Requests:
1. From the farthest point sampling passage, extract the part that begins at the words "farthest_pts[0] = pts[np.random.randint(len(pts))]" and stops after "Generally d=3, c=0.".
2. What advantage of farthest point sampling does the farthest point sampling passage state?

Text block:
Assuming that the number of points is N, N = {P1,P2,...,Pn}, the set of points after sampling is S, initially S = {}, sampling c points 1. Randomly select one of the N
points Point Pk1, put it into S, S = {Pk1}
2. Calculate the distance from the remaining n-1 points to the point set S, and get n-1 distances in total, select the point Pk2 farthest from the point set S, and put it into S , S = {Pk1, Pk2}
3. Calculate the distance from the remaining n-2 points to the point set S. For one of the n-2 points, there are two points in the point set S at this time, we calculate Get two distances, choose the smallest distance as the distance from the point to the set, so there are n-2 distances from n-2 points to the set, we choose the farthest Pk3, put it into S, S = { Pk1, Pk2, Pk3}
...
cycle repeatedly until S = {Pk1, Pk2, ... , Pkc}

Advantages of FPS:
The advantage of farthest point sampling is that it can cover all points in space as much as possible.
Disadvantages:
High computational complexity and time-consuming

class FarthestSampler:
    def __init__(self):
        pass
    def _calc_distances(self, p0, points):
        return ((p0 - points) ** 2).sum(axis=1)
    def __call__(self, pts, k):
        farthest_pts = np.zeros((k, 3), dtype=np.float32)
        farthest_pts[0] = pts[np.random.randint(len(pts))]
        distances = self._calc_distances(farthest_pts[0], pts)
        for i in range(1, k):
            farthest_pts[i] = pts[np.argmax(distances)]
            distances = np.minimum(
                distances, self._calc_distances(farthest_pts[i], pts))
        return farthest_pts

The input size is B * N * (d+C), where B represents the batch size, N represents the number of points in the point set, d represents the coordinate dimension of the point, and C represents other features of the point (such as normal vector) dimension. Generally d=3, c=0.

The output size is B * N1 * (d+C), N1<N, because this is a downsampling process.

The specific implementation of sampling and grouping is written in a function:

def sample_and_group(npoint, radius, nsample, xyz, points, knn=False, use_xyz=True):
    '''
    Input:
        npoint: int32
        radius: float32
        nsample: int32
        xyz: (batch_size, ndataset, 3) TF tensor
        points: (batch_size, ndataset, channel) TF tensor, if None will just use xyz as points
        knn: bool, if True use kNN instead of radius search
        use_xyz: bool, if True concat XYZ with local point features, otherwise just use point features
    Output:
        new_xyz: (batch_size, npoint, 3) TF tensor
        new_points: (batch_size, npoint, nsample, 3+channel) TF tensor
        idx: (batch_size, npoint, nsample) TF tensor, indices of local points as in ndataset points
        grouped_xyz: (batch_size, npoint, nsample, 3) TF tensor, normalized point XYZs
            (subtracted by seed point XYZ) in local regions
    '''
    new_xyz = gather_point(xyz, farthest_point_sample(npoint, xyz)) # (batch_size, npoint, 3)
    if knn:
        _,idx = knn_point(nsample, xyz, new_xyz)
    else:
        idx, pts_cnt = query_ball_point(radius, nsample, xyz, new_xyz)
    grouped_xyz = group_point(xyz, idx) # (batch_size, npoint, nsample, 3)
    grouped_xyz -= tf.tile(tf.expand_dims(new_xyz, 2), [1,1,nsample,1]) # translation normalization
    if points is not None:
        grouped_points = group_point(points, idx) # (batch_size, npoint, nsample, channel)

Dataset content:

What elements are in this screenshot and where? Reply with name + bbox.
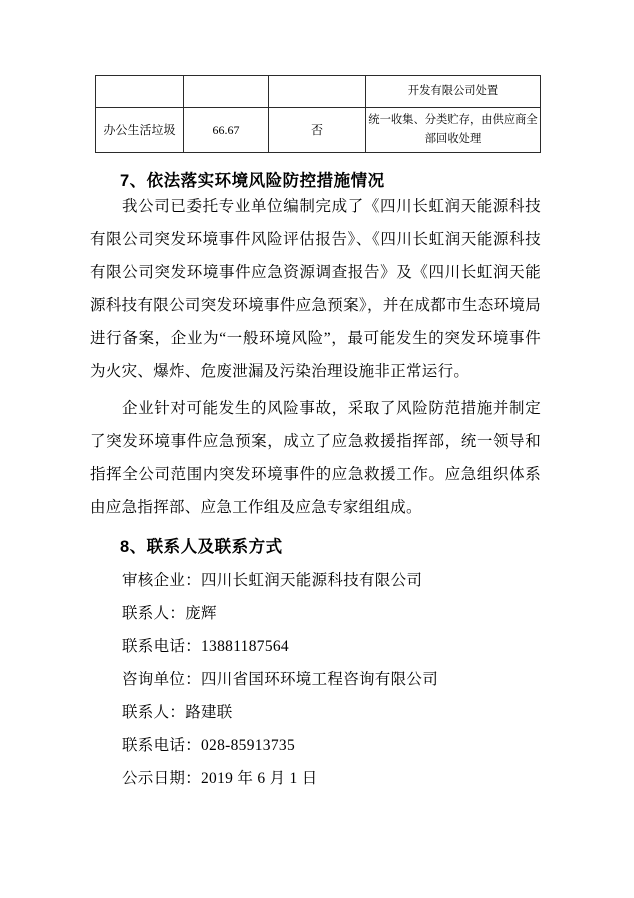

The results:
1.
farthest_pts[0] = pts[np.random.randint(len(pts))]
        distances = self._calc_distances(farthest_pts[0], pts)
        for i in range(1, k):
            farthest_pts[i] = pts[np.argmax(distances)]
            distances = np.minimum(
                distances, self._calc_distances(farthest_pts[i], pts))
        return farthest_pts

The input size is B * N * (d+C), where B represents the batch size, N represents the number of points in the point set, d represents the coordinate dimension of the point, and C represents other features of the point (such as normal vector) dimension. Generally d=3, c=0.

2. It can cover all points in space as much as possible.